__Directions for this task__. Below is a listing; copy all of it exactly.

__Data for the task__.
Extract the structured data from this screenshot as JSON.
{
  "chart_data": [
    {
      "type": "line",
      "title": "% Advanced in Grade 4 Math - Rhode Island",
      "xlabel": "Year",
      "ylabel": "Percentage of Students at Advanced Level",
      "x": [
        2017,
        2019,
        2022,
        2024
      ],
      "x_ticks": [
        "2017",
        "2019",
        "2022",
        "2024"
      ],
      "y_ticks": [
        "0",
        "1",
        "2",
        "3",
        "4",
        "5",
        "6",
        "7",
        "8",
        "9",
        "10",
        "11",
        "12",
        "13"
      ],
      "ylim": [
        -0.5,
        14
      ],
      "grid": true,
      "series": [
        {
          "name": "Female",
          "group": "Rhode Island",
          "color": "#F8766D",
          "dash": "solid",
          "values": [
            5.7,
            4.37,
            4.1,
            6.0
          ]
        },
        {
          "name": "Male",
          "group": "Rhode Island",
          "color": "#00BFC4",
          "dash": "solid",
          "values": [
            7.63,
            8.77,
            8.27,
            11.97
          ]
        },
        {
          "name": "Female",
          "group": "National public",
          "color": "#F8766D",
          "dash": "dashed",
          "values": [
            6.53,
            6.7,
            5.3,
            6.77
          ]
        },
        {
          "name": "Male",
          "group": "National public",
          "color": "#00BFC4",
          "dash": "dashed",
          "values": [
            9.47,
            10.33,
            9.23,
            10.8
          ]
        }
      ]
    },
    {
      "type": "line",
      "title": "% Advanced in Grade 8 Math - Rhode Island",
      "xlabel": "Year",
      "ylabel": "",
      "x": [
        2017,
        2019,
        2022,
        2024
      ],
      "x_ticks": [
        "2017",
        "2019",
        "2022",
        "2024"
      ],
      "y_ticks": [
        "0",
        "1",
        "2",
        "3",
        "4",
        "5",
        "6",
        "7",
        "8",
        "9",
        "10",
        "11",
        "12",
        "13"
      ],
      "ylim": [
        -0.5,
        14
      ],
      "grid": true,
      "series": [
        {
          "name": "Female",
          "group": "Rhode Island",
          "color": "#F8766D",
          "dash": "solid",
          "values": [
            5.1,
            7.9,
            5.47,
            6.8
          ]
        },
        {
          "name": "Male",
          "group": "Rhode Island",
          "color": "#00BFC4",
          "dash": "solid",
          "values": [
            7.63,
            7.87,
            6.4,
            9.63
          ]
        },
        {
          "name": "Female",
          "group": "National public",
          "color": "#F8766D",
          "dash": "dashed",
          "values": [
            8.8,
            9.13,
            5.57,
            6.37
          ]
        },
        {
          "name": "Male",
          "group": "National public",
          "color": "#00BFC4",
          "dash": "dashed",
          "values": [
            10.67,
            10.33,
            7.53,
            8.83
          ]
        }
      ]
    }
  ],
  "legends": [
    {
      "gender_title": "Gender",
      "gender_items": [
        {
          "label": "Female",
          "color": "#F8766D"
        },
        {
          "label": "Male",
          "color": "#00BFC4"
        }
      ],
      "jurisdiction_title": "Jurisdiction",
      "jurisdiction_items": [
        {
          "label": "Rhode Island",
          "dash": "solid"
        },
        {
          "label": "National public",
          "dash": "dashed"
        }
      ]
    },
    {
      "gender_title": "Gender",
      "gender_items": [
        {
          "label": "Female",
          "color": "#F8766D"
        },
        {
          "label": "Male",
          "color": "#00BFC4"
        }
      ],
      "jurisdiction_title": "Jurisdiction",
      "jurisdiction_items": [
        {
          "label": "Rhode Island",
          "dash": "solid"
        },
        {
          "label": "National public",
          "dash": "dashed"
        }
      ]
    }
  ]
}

__Solution for this problem__.
Extract the structured data from this screenshot as JSON.
{
  "chart_data": [
    {
      "type": "line",
      "title": "% Advanced in Grade 4 Math - Rhode Island",
      "xlabel": "Year",
      "ylabel": "Percentage of Students at Advanced Level",
      "x": [
        2017,
        2019,
        2022,
        2024
      ],
      "x_ticks": [
        "2017",
        "2019",
        "2022",
        "2024"
      ],
      "y_ticks": [
        "0",
        "1",
        "2",
        "3",
        "4",
        "5",
        "6",
        "7",
        "8",
        "9",
        "10",
        "11",
        "12",
        "13"
      ],
      "ylim": [
        -0.5,
        14
      ],
      "grid": true,
      "series": [
        {
          "name": "Female",
          "group": "Rhode Island",
          "color": "#F8766D",
          "dash": "solid",
          "values": [
            5.7,
            4.37,
            4.1,
            6.0
          ]
        },
        {
          "name": "Male",
          "group": "Rhode Island",
          "color": "#00BFC4",
          "dash": "solid",
          "values": [
            7.63,
            8.77,
            8.27,
            11.97
          ]
        },
        {
          "name": "Female",
          "group": "National public",
          "color": "#F8766D",
          "dash": "dashed",
          "values": [
            6.53,
            6.7,
            5.3,
            6.77
          ]
        },
        {
          "name": "Male",
          "group": "National public",
          "color": "#00BFC4",
          "dash": "dashed",
          "values": [
            9.47,
            10.33,
            9.23,
            10.8
          ]
        }
      ]
    },
    {
      "type": "line",
      "title": "% Advanced in Grade 8 Math - Rhode Island",
      "xlabel": "Year",
      "ylabel": "",
      "x": [
        2017,
        2019,
        2022,
        2024
      ],
      "x_ticks": [
        "2017",
        "2019",
        "2022",
        "2024"
      ],
      "y_ticks": [
        "0",
        "1",
        "2",
        "3",
        "4",
        "5",
        "6",
        "7",
        "8",
        "9",
        "10",
        "11",
        "12",
        "13"
      ],
      "ylim": [
        -0.5,
        14
      ],
      "grid": true,
      "series": [
        {
          "name": "Female",
          "group": "Rhode Island",
          "color": "#F8766D",
          "dash": "solid",
          "values": [
            5.1,
            7.9,
            5.47,
            6.8
          ]
        },
        {
          "name": "Male",
          "group": "Rhode Island",
          "color": "#00BFC4",
          "dash": "solid",
          "values": [
            7.63,
            7.87,
            6.4,
            9.63
          ]
        },
        {
          "name": "Female",
          "group": "National public",
          "color": "#F8766D",
          "dash": "dashed",
          "values": [
            8.8,
            9.13,
            5.57,
            6.37
          ]
        },
        {
          "name": "Male",
          "group": "National public",
          "color": "#00BFC4",
          "dash": "dashed",
          "values": [
            10.67,
            10.33,
            7.53,
            8.83
          ]
        }
      ]
    }
  ],
  "legends": [
    {
      "gender_title": "Gender",
      "gender_items": [
        {
          "label": "Female",
          "color": "#F8766D"
        },
        {
          "label": "Male",
          "color": "#00BFC4"
        }
      ],
      "jurisdiction_title": "Jurisdiction",
      "jurisdiction_items": [
        {
          "label": "Rhode Island",
          "dash": "solid"
        },
        {
          "label": "National public",
          "dash": "dashed"
        }
      ]
    },
    {
      "gender_title": "Gender",
      "gender_items": [
        {
          "label": "Female",
          "color": "#F8766D"
        },
        {
          "label": "Male",
          "color": "#00BFC4"
        }
      ],
      "jurisdiction_title": "Jurisdiction",
      "jurisdiction_items": [
        {
          "label": "Rhode Island",
          "dash": "solid"
        },
        {
          "label": "National public",
          "dash": "dashed"
        }
      ]
    }
  ]
}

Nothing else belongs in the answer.